## Data to process

______________________________

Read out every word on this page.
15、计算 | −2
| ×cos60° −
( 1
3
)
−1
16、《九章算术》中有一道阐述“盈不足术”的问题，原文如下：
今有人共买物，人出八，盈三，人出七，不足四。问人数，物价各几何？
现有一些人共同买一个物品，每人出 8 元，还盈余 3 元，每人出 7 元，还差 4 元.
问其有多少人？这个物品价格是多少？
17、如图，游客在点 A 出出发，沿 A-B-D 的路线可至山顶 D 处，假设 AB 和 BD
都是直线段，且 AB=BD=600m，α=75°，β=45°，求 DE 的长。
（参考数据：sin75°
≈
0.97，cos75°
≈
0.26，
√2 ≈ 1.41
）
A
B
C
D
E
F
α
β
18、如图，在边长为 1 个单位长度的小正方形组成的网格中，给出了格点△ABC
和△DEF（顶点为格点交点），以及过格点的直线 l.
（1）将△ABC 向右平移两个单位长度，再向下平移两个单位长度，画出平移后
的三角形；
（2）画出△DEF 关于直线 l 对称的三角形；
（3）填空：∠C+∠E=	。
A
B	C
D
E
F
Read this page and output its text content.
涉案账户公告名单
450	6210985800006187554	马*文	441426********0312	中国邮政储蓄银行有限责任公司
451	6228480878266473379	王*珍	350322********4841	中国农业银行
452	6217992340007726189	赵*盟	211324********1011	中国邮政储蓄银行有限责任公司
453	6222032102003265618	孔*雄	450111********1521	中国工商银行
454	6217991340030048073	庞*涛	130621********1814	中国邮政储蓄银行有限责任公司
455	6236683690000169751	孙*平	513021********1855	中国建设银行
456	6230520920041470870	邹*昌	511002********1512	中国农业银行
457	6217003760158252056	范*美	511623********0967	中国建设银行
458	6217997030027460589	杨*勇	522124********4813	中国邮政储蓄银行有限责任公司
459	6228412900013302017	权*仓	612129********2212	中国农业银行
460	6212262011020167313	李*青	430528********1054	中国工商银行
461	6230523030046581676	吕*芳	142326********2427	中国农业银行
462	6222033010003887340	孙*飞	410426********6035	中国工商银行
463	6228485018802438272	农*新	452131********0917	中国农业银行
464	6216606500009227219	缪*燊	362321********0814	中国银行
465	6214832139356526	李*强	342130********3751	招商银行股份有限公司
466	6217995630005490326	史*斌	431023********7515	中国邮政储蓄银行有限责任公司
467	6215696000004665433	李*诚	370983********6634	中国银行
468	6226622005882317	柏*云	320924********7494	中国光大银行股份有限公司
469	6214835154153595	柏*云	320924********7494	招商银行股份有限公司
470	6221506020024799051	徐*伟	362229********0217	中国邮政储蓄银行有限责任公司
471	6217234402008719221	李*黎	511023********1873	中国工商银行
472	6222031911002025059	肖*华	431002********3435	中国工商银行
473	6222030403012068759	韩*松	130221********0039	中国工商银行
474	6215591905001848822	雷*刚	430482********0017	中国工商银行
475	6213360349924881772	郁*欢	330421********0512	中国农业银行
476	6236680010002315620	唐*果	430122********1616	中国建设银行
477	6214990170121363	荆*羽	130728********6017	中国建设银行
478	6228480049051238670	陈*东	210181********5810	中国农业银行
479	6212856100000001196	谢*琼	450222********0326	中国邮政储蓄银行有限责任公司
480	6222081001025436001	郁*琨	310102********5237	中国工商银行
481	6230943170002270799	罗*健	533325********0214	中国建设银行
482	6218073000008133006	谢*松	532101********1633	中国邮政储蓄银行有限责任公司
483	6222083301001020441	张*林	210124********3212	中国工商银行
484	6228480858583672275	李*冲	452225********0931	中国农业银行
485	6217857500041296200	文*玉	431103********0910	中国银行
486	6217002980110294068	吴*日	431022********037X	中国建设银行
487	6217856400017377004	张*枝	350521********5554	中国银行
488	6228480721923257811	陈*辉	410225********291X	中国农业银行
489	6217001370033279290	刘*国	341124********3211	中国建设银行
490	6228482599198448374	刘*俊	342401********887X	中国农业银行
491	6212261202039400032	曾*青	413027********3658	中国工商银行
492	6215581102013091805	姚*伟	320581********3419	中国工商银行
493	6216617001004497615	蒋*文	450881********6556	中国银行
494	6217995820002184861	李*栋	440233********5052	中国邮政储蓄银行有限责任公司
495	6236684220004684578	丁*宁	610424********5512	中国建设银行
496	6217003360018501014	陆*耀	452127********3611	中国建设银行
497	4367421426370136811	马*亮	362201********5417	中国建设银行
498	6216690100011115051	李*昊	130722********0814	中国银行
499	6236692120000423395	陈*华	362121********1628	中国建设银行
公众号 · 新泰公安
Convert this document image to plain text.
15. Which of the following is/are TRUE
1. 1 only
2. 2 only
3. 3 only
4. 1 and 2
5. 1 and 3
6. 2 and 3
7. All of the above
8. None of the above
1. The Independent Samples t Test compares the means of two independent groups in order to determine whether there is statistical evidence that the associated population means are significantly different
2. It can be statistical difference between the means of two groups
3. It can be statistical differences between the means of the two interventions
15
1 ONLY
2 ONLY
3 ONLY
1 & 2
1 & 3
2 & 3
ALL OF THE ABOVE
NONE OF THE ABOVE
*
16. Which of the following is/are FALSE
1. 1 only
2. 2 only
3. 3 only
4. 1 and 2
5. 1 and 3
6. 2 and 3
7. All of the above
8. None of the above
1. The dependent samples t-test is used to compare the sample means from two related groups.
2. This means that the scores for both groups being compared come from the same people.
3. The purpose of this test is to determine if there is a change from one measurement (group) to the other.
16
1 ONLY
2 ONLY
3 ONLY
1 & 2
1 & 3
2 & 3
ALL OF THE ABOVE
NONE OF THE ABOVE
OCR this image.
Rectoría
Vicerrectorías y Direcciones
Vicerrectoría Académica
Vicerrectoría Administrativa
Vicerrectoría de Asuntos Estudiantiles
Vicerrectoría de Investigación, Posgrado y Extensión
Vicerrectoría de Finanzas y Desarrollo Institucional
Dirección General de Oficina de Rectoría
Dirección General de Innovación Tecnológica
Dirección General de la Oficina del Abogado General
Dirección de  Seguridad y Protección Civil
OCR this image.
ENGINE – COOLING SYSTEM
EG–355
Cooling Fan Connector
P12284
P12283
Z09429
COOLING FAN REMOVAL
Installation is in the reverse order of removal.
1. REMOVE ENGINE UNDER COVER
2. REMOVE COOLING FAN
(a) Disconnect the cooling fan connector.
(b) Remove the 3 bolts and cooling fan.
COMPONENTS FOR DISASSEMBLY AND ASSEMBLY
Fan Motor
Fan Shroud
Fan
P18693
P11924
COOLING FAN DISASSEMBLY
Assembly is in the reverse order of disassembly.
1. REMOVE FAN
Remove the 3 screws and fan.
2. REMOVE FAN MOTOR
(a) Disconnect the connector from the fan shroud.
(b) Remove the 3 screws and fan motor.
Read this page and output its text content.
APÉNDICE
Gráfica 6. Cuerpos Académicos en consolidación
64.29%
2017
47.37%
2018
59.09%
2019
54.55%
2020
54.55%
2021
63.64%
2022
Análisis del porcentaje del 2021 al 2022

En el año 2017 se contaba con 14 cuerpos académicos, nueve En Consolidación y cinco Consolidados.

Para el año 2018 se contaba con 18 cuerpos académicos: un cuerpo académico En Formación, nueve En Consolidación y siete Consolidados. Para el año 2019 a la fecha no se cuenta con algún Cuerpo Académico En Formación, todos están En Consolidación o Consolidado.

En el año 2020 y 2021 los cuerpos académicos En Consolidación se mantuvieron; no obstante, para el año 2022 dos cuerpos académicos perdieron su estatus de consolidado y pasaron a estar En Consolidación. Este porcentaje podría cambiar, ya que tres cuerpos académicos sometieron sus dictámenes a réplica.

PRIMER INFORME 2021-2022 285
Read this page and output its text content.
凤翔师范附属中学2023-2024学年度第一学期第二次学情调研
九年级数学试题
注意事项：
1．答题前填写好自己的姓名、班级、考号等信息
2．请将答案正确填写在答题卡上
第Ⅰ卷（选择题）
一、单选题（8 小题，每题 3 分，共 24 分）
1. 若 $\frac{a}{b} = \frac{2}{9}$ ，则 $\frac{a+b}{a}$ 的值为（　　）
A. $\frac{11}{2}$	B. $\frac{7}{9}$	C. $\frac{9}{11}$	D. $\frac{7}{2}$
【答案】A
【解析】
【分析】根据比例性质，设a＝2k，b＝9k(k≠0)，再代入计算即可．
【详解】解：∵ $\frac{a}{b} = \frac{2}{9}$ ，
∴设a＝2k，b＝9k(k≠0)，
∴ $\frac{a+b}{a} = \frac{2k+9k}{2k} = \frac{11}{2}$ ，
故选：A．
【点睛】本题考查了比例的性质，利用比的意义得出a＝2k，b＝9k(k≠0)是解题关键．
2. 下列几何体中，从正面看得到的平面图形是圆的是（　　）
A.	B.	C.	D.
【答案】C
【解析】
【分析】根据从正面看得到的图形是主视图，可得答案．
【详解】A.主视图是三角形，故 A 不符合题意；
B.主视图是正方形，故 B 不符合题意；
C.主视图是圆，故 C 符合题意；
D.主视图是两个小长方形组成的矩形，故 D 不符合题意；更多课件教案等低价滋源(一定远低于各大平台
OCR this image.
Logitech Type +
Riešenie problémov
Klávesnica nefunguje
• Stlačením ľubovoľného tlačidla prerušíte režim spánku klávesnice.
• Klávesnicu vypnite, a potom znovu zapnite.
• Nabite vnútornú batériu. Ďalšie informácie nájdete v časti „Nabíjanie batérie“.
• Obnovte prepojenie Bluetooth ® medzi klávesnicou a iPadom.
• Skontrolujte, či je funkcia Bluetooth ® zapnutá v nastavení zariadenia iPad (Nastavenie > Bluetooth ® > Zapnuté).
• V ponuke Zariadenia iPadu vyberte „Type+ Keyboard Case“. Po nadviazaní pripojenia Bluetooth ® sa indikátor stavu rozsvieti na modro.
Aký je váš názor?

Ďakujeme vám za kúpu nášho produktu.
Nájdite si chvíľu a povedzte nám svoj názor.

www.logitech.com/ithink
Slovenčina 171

______________________________

Gather all lines from the records above in which "groups" appears.

1. The Independent Samples t Test compares the means of two independent groups in order to determine whether there is statistical evidence that the associated population means are significantly different
2. It can be statistical difference between the means of two groups
1. The dependent samples t-test is used to compare the sample means from two related groups.
2. This means that the scores for both groups being compared come from the same people.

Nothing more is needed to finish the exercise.